## [Instruction]
Reproduce every one of the following items line for line, changing nothing.

## [Exercise inputs]
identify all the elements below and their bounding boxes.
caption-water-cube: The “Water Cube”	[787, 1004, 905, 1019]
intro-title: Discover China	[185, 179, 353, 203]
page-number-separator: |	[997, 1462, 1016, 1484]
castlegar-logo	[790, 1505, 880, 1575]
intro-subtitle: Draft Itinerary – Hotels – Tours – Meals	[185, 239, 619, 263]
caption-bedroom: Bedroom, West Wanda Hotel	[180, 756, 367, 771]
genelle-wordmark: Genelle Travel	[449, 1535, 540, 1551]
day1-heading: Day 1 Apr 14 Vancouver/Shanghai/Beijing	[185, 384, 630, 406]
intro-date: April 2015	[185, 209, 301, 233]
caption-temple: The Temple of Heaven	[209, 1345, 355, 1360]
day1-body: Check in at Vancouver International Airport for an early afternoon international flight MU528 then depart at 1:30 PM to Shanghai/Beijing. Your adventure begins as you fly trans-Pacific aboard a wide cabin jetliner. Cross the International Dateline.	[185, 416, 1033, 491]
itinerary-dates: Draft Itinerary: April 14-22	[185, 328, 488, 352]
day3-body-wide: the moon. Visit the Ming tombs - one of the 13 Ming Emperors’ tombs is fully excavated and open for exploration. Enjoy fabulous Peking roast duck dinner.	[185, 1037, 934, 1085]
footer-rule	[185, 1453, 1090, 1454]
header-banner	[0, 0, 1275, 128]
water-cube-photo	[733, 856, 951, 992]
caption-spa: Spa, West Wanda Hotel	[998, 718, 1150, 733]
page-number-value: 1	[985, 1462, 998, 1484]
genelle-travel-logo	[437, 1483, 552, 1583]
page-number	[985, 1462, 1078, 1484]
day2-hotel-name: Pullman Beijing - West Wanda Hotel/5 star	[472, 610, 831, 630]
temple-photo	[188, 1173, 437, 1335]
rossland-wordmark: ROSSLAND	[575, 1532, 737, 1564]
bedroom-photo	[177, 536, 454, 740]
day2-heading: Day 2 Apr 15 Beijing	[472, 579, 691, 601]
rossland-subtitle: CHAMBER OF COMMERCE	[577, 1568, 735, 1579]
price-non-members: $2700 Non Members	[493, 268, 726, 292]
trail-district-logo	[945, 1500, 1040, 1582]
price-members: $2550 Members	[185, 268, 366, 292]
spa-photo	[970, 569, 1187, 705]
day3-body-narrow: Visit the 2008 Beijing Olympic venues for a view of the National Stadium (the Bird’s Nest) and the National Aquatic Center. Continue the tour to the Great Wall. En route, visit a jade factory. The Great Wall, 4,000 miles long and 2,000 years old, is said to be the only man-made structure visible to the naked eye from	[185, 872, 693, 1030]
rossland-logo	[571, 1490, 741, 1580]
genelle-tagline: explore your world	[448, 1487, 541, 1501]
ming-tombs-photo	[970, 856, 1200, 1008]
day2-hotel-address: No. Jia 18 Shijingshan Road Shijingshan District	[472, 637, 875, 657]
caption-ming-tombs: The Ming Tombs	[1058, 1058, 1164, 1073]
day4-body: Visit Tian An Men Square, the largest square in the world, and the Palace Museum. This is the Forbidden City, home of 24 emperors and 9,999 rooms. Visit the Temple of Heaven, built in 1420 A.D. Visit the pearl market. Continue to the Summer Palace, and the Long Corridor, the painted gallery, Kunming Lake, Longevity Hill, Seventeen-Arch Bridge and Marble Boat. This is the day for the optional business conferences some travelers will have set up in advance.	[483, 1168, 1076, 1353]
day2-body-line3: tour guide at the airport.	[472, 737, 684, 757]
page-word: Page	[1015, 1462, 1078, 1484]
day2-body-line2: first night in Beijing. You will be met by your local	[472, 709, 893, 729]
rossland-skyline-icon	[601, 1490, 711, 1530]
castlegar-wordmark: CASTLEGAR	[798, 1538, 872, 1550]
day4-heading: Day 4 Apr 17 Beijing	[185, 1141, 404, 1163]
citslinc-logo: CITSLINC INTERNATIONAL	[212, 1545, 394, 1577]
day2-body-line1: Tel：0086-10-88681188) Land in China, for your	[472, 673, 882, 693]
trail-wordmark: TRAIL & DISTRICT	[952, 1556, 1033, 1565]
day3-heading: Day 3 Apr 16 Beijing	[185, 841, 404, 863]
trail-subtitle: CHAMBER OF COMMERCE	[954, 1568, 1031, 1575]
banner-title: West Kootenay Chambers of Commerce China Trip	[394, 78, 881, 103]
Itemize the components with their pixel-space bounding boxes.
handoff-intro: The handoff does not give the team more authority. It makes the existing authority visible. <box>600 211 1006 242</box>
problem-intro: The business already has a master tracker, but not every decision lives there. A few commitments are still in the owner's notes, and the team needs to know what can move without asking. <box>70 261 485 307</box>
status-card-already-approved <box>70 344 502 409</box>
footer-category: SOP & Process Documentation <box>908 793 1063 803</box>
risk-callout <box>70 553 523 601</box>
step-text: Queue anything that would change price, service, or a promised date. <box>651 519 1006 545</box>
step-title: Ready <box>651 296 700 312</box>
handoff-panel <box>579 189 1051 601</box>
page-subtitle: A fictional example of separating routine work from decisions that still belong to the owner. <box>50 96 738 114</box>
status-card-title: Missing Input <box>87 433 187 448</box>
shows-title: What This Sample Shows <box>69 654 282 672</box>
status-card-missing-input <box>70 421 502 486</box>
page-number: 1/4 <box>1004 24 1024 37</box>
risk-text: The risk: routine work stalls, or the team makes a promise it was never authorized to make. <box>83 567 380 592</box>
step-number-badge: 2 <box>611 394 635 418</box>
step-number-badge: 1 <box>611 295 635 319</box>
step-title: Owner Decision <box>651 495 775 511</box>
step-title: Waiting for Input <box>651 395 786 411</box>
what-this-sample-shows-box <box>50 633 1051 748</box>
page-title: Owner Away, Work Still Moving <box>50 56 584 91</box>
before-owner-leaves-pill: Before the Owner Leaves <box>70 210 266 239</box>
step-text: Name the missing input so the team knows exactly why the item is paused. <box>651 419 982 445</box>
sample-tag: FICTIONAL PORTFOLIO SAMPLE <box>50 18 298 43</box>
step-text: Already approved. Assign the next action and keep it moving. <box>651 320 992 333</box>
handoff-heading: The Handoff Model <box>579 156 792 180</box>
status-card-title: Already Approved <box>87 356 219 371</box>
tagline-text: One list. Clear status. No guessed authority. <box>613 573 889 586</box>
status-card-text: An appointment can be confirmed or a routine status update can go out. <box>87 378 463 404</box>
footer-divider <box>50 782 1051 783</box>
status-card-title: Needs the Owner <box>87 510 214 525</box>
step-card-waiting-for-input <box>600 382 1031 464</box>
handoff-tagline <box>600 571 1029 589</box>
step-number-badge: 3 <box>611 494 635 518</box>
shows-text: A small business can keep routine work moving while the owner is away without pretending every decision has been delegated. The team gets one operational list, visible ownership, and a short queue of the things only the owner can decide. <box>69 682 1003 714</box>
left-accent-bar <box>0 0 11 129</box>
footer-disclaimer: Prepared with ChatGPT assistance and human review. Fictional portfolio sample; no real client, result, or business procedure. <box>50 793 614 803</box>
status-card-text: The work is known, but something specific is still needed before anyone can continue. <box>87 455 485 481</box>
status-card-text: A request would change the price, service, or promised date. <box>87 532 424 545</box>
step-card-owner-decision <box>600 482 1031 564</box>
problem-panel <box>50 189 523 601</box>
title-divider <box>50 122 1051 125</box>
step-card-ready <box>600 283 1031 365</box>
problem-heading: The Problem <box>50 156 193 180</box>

## [Complete answer]
identify all the elements below and their bounding boxes.
caption-water-cube: The “Water Cube”	[787, 1004, 905, 1019]
intro-title: Discover China	[185, 179, 353, 203]
page-number-separator: |	[997, 1462, 1016, 1484]
castlegar-logo	[790, 1505, 880, 1575]
intro-subtitle: Draft Itinerary – Hotels – Tours – Meals	[185, 239, 619, 263]
caption-bedroom: Bedroom, West Wanda Hotel	[180, 756, 367, 771]
genelle-wordmark: Genelle Travel	[449, 1535, 540, 1551]
day1-heading: Day 1 Apr 14 Vancouver/Shanghai/Beijing	[185, 384, 630, 406]
intro-date: April 2015	[185, 209, 301, 233]
caption-temple: The Temple of Heaven	[209, 1345, 355, 1360]
day1-body: Check in at Vancouver International Airport for an early afternoon international flight MU528 then depart at 1:30 PM to Shanghai/Beijing. Your adventure begins as you fly trans-Pacific aboard a wide cabin jetliner. Cross the International Dateline.	[185, 416, 1033, 491]
itinerary-dates: Draft Itinerary: April 14-22	[185, 328, 488, 352]
day3-body-wide: the moon. Visit the Ming tombs - one of the 13 Ming Emperors’ tombs is fully excavated and open for exploration. Enjoy fabulous Peking roast duck dinner.	[185, 1037, 934, 1085]
footer-rule	[185, 1453, 1090, 1454]
header-banner	[0, 0, 1275, 128]
water-cube-photo	[733, 856, 951, 992]
caption-spa: Spa, West Wanda Hotel	[998, 718, 1150, 733]
page-number-value: 1	[985, 1462, 998, 1484]
genelle-travel-logo	[437, 1483, 552, 1583]
page-number	[985, 1462, 1078, 1484]
day2-hotel-name: Pullman Beijing - West Wanda Hotel/5 star	[472, 610, 831, 630]
temple-photo	[188, 1173, 437, 1335]
rossland-wordmark: ROSSLAND	[575, 1532, 737, 1564]
bedroom-photo	[177, 536, 454, 740]
day2-heading: Day 2 Apr 15 Beijing	[472, 579, 691, 601]
rossland-subtitle: CHAMBER OF COMMERCE	[577, 1568, 735, 1579]
price-non-members: $2700 Non Members	[493, 268, 726, 292]
trail-district-logo	[945, 1500, 1040, 1582]
price-members: $2550 Members	[185, 268, 366, 292]
spa-photo	[970, 569, 1187, 705]
day3-body-narrow: Visit the 2008 Beijing Olympic venues for a view of the National Stadium (the Bird’s Nest) and the National Aquatic Center. Continue the tour to the Great Wall. En route, visit a jade factory. The Great Wall, 4,000 miles long and 2,000 years old, is said to be the only man-made structure visible to the naked eye from	[185, 872, 693, 1030]
rossland-logo	[571, 1490, 741, 1580]
genelle-tagline: explore your world	[448, 1487, 541, 1501]
ming-tombs-photo	[970, 856, 1200, 1008]
day2-hotel-address: No. Jia 18 Shijingshan Road Shijingshan District	[472, 637, 875, 657]
caption-ming-tombs: The Ming Tombs	[1058, 1058, 1164, 1073]
day4-body: Visit Tian An Men Square, the largest square in the world, and the Palace Museum. This is the Forbidden City, home of 24 emperors and 9,999 rooms. Visit the Temple of Heaven, built in 1420 A.D. Visit the pearl market. Continue to the Summer Palace, and the Long Corridor, the painted gallery, Kunming Lake, Longevity Hill, Seventeen-Arch Bridge and Marble Boat. This is the day for the optional business conferences some travelers will have set up in advance.	[483, 1168, 1076, 1353]
day2-body-line3: tour guide at the airport.	[472, 737, 684, 757]
page-word: Page	[1015, 1462, 1078, 1484]
day2-body-line2: first night in Beijing. You will be met by your local	[472, 709, 893, 729]
rossland-skyline-icon	[601, 1490, 711, 1530]
castlegar-wordmark: CASTLEGAR	[798, 1538, 872, 1550]
day4-heading: Day 4 Apr 17 Beijing	[185, 1141, 404, 1163]
citslinc-logo: CITSLINC INTERNATIONAL	[212, 1545, 394, 1577]
day2-body-line1: Tel：0086-10-88681188) Land in China, for your	[472, 673, 882, 693]
trail-wordmark: TRAIL & DISTRICT	[952, 1556, 1033, 1565]
day3-heading: Day 3 Apr 16 Beijing	[185, 841, 404, 863]
trail-subtitle: CHAMBER OF COMMERCE	[954, 1568, 1031, 1575]
banner-title: West Kootenay Chambers of Commerce China Trip	[394, 78, 881, 103]
Itemize the components with their pixel-space bounding boxes.
handoff-intro: The handoff does not give the team more authority. It makes the existing authority visible. <box>600 211 1006 242</box>
problem-intro: The business already has a master tracker, but not every decision lives there. A few commitments are still in the owner's notes, and the team needs to know what can move without asking. <box>70 261 485 307</box>
status-card-already-approved <box>70 344 502 409</box>
footer-category: SOP & Process Documentation <box>908 793 1063 803</box>
risk-callout <box>70 553 523 601</box>
step-text: Queue anything that would change price, service, or a promised date. <box>651 519 1006 545</box>
step-title: Ready <box>651 296 700 312</box>
handoff-panel <box>579 189 1051 601</box>
page-subtitle: A fictional example of separating routine work from decisions that still belong to the owner. <box>50 96 738 114</box>
status-card-title: Missing Input <box>87 433 187 448</box>
shows-title: What This Sample Shows <box>69 654 282 672</box>
status-card-missing-input <box>70 421 502 486</box>
page-number: 1/4 <box>1004 24 1024 37</box>
risk-text: The risk: routine work stalls, or the team makes a promise it was never authorized to make. <box>83 567 380 592</box>
step-number-badge: 2 <box>611 394 635 418</box>
step-number-badge: 1 <box>611 295 635 319</box>
step-title: Owner Decision <box>651 495 775 511</box>
step-title: Waiting for Input <box>651 395 786 411</box>
what-this-sample-shows-box <box>50 633 1051 748</box>
page-title: Owner Away, Work Still Moving <box>50 56 584 91</box>
before-owner-leaves-pill: Before the Owner Leaves <box>70 210 266 239</box>
step-text: Name the missing input so the team knows exactly why the item is paused. <box>651 419 982 445</box>
sample-tag: FICTIONAL PORTFOLIO SAMPLE <box>50 18 298 43</box>
step-text: Already approved. Assign the next action and keep it moving. <box>651 320 992 333</box>
handoff-heading: The Handoff Model <box>579 156 792 180</box>
status-card-title: Already Approved <box>87 356 219 371</box>
tagline-text: One list. Clear status. No guessed authority. <box>613 573 889 586</box>
status-card-text: An appointment can be confirmed or a routine status update can go out. <box>87 378 463 404</box>
footer-divider <box>50 782 1051 783</box>
status-card-title: Needs the Owner <box>87 510 214 525</box>
step-card-waiting-for-input <box>600 382 1031 464</box>
handoff-tagline <box>600 571 1029 589</box>
step-number-badge: 3 <box>611 494 635 518</box>
shows-text: A small business can keep routine work moving while the owner is away without pretending every decision has been delegated. The team gets one operational list, visible ownership, and a short queue of the things only the owner can decide. <box>69 682 1003 714</box>
left-accent-bar <box>0 0 11 129</box>
footer-disclaimer: Prepared with ChatGPT assistance and human review. Fictional portfolio sample; no real client, result, or business procedure. <box>50 793 614 803</box>
status-card-text: The work is known, but something specific is still needed before anyone can continue. <box>87 455 485 481</box>
status-card-text: A request would change the price, service, or promised date. <box>87 532 424 545</box>
step-card-owner-decision <box>600 482 1031 564</box>
problem-panel <box>50 189 523 601</box>
title-divider <box>50 122 1051 125</box>
step-card-ready <box>600 283 1031 365</box>
problem-heading: The Problem <box>50 156 193 180</box>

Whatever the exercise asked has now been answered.